## [SHORT EXERCISE]
Make an exact copy of the lines, leaving the pictures out.

## [INFORMATION SHOWN]
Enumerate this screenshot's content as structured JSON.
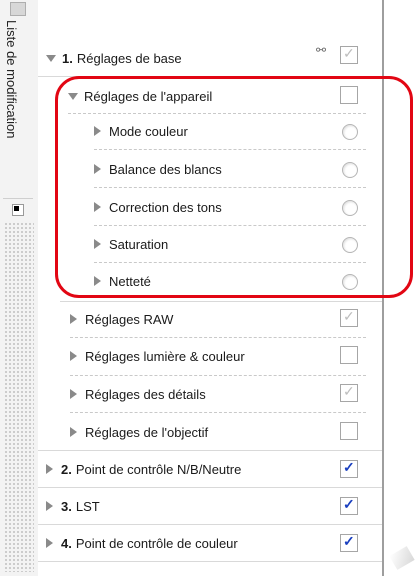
{
  "sidebar": {
    "vertical_label": "Liste de modification"
  },
  "sections": {
    "s1_number": "1.",
    "s1_label": "Réglages de base",
    "s1_appareil": "Réglages de l'appareil",
    "s1_mode": "Mode couleur",
    "s1_balance": "Balance des blancs",
    "s1_correction": "Correction des tons",
    "s1_saturation": "Saturation",
    "s1_nettete": "Netteté",
    "s1_raw": "Réglages RAW",
    "s1_lumiere": "Réglages lumière & couleur",
    "s1_details": "Réglages des détails",
    "s1_objectif": "Réglages de l'objectif",
    "s2_number": "2.",
    "s2_label": "Point de contrôle N/B/Neutre",
    "s3_number": "3.",
    "s3_label": "LST",
    "s4_number": "4.",
    "s4_label": "Point de contrôle de couleur"
  },
  "checks": {
    "mark": "✓"
  },
  "colors": {
    "highlight": "#e20613",
    "check_blue": "#1a3fbf",
    "check_grey": "#bdbdbd"
  },
  "icons": {
    "link": "link-icon",
    "expand": "triangle-right-icon",
    "collapse": "triangle-down-icon"
  }
}
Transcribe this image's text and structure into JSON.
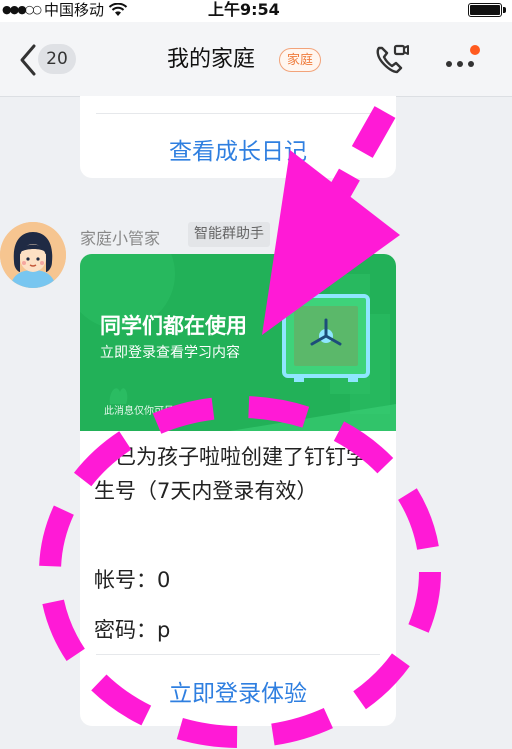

## [ANSWER TO THIS EXERCISE]
Enumerate this screenshot's content as structured JSON.
{
  "sidebar": {
    "vertical_label": "Liste de modification"
  },
  "sections": {
    "s1_number": "1.",
    "s1_label": "Réglages de base",
    "s1_appareil": "Réglages de l'appareil",
    "s1_mode": "Mode couleur",
    "s1_balance": "Balance des blancs",
    "s1_correction": "Correction des tons",
    "s1_saturation": "Saturation",
    "s1_nettete": "Netteté",
    "s1_raw": "Réglages RAW",
    "s1_lumiere": "Réglages lumière & couleur",
    "s1_details": "Réglages des détails",
    "s1_objectif": "Réglages de l'objectif",
    "s2_number": "2.",
    "s2_label": "Point de contrôle N/B/Neutre",
    "s3_number": "3.",
    "s3_label": "LST",
    "s4_number": "4.",
    "s4_label": "Point de contrôle de couleur"
  },
  "checks": {
    "mark": "✓"
  },
  "colors": {
    "highlight": "#e20613",
    "check_blue": "#1a3fbf",
    "check_grey": "#bdbdbd"
  },
  "icons": {
    "link": "link-icon",
    "expand": "triangle-right-icon",
    "collapse": "triangle-down-icon"
  }
}
Transcribe this image's text and structure into JSON.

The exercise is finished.